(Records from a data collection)
+-------+
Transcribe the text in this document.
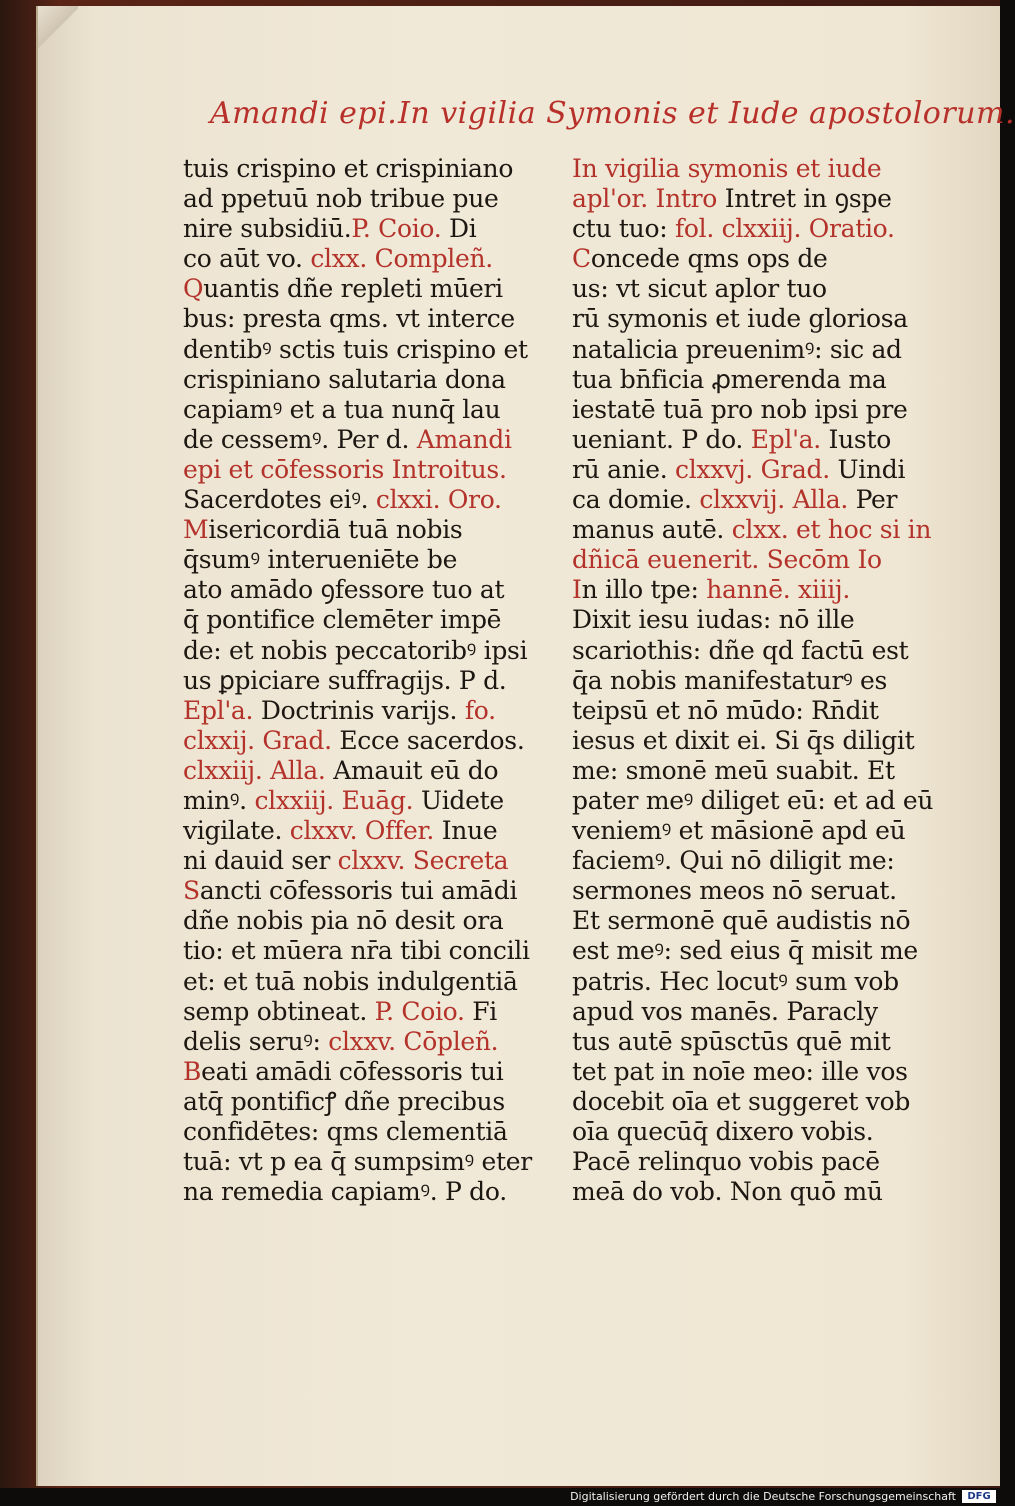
Amandi epi. In vigilia Symonis et Iude apostolorum.
tuis crispino et crispiniano
ad ppetuū nob tribue pue
nire subsidiū.P. Coio. Di
co aūt vo. clxx. Compleñ.
Quantis dñe repleti mūeri
bus: presta qms. vt interce
dentibꝰ sctis tuis crispino et
crispiniano salutaria dona
capiamꝰ et a tua nunq̄ lau
de cessemꝰ. Per d. Amandi
epi et cōfessoris Introitus.
Sacerdotes eiꝰ. clxxi. Oro.
Misericordiā tuā nobis
q̄sumꝰ interueniēte be
ato amādo ꝯfessore tuo at
q̄ pontifice clemēter impē
de: et nobis peccatoribꝰ ipsi
us ꝑpiciare suffragijs. P d.
Epl'a. Doctrinis varijs. fo.
clxxij. Grad. Ecce sacerdos.
clxxiij. Alla. Amauit eū do
minꝰ. clxxiij. Euāg. Uidete
vigilate. clxxv. Offer. Inue
ni dauid ser clxxv. Secreta
Sancti cōfessoris tui amādi
dñe nobis pia nō desit ora
tio: et mūera nr̄a tibi concili
et: et tuā nobis indulgentiā
semp obtineat. P. Coio. Fi
delis seruꝰ: clxxv. Cōpleñ.
Beati amādi cōfessoris tui
atq̄ pontificꝭ dñe precibus
confidētes: qms clementiā
tuā: vt p ea q̄ sumpsimꝰ eter
na remedia capiamꝰ. P do.
In vigilia symonis et iude
apl'or. Intro Intret in ꝯspe
ctu tuo: fol. clxxiij. Oratio.
Concede qms ops de
us: vt sicut aplor tuo
rū symonis et iude gloriosa
natalicia preuenimꝰ: sic ad
tua bn̄ficia ꝓmerenda ma
iestatē tuā pro nob ipsi pre
ueniant. P do. Epl'a. Iusto
rū anie. clxxvj. Grad. Uindi
ca domie. clxxvij. Alla. Per
manus autē. clxx. et hoc si in
dñicā euenerit. Secōm Io
In illo tpe: hannē. xiiij.
Dixit iesu iudas: nō ille
scariothis: dñe qd factū est
q̄a nobis manifestaturꝰ es
teipsū et nō mūdo: Rn̄dit
iesus et dixit ei. Si q̄s diligit
me: smonē meū suabit. Et
pater meꝰ diliget eū: et ad eū
veniemꝰ et māsionē apd eū
faciemꝰ. Qui nō diligit me:
sermones meos nō seruat.
Et sermonē quē audistis nō
est meꝰ: sed eius q̄ misit me
patris. Hec locutꝰ sum vob
apud vos manēs. Paracly
tus autē spūsctūs quē mit
tet pat in noīe meo: ille vos
docebit oīa et suggeret vob
oīa quecūq̄ dixero vobis.
Pacē relinquo vobis pacē
meā do vob. Non quō mū
Digitalisierung gefördert durch die Deutsche Forschungsgemeinschaft	DFG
+-------+
### Aim of the task
Repeat each entry above word for word, leaving every picture out.

### Correct output
Transcribe the text in this document.
Amandi epi. In vigilia Symonis et Iude apostolorum.
tuis crispino et crispiniano
ad ppetuū nob tribue pue
nire subsidiū.P. Coio. Di
co aūt vo. clxx. Compleñ.
Quantis dñe repleti mūeri
bus: presta qms. vt interce
dentibꝰ sctis tuis crispino et
crispiniano salutaria dona
capiamꝰ et a tua nunq̄ lau
de cessemꝰ. Per d. Amandi
epi et cōfessoris Introitus.
Sacerdotes eiꝰ. clxxi. Oro.
Misericordiā tuā nobis
q̄sumꝰ interueniēte be
ato amādo ꝯfessore tuo at
q̄ pontifice clemēter impē
de: et nobis peccatoribꝰ ipsi
us ꝑpiciare suffragijs. P d.
Epl'a. Doctrinis varijs. fo.
clxxij. Grad. Ecce sacerdos.
clxxiij. Alla. Amauit eū do
minꝰ. clxxiij. Euāg. Uidete
vigilate. clxxv. Offer. Inue
ni dauid ser clxxv. Secreta
Sancti cōfessoris tui amādi
dñe nobis pia nō desit ora
tio: et mūera nr̄a tibi concili
et: et tuā nobis indulgentiā
semp obtineat. P. Coio. Fi
delis seruꝰ: clxxv. Cōpleñ.
Beati amādi cōfessoris tui
atq̄ pontificꝭ dñe precibus
confidētes: qms clementiā
tuā: vt p ea q̄ sumpsimꝰ eter
na remedia capiamꝰ. P do.
In vigilia symonis et iude
apl'or. Intro Intret in ꝯspe
ctu tuo: fol. clxxiij. Oratio.
Concede qms ops de
us: vt sicut aplor tuo
rū symonis et iude gloriosa
natalicia preuenimꝰ: sic ad
tua bn̄ficia ꝓmerenda ma
iestatē tuā pro nob ipsi pre
ueniant. P do. Epl'a. Iusto
rū anie. clxxvj. Grad. Uindi
ca domie. clxxvij. Alla. Per
manus autē. clxx. et hoc si in
dñicā euenerit. Secōm Io
In illo tpe: hannē. xiiij.
Dixit iesu iudas: nō ille
scariothis: dñe qd factū est
q̄a nobis manifestaturꝰ es
teipsū et nō mūdo: Rn̄dit
iesus et dixit ei. Si q̄s diligit
me: smonē meū suabit. Et
pater meꝰ diliget eū: et ad eū
veniemꝰ et māsionē apd eū
faciemꝰ. Qui nō diligit me:
sermones meos nō seruat.
Et sermonē quē audistis nō
est meꝰ: sed eius q̄ misit me
patris. Hec locutꝰ sum vob
apud vos manēs. Paracly
tus autē spūsctūs quē mit
tet pat in noīe meo: ille vos
docebit oīa et suggeret vob
oīa quecūq̄ dixero vobis.
Pacē relinquo vobis pacē
meā do vob. Non quō mū
Digitalisierung gefördert durch die Deutsche Forschungsgemeinschaft	DFG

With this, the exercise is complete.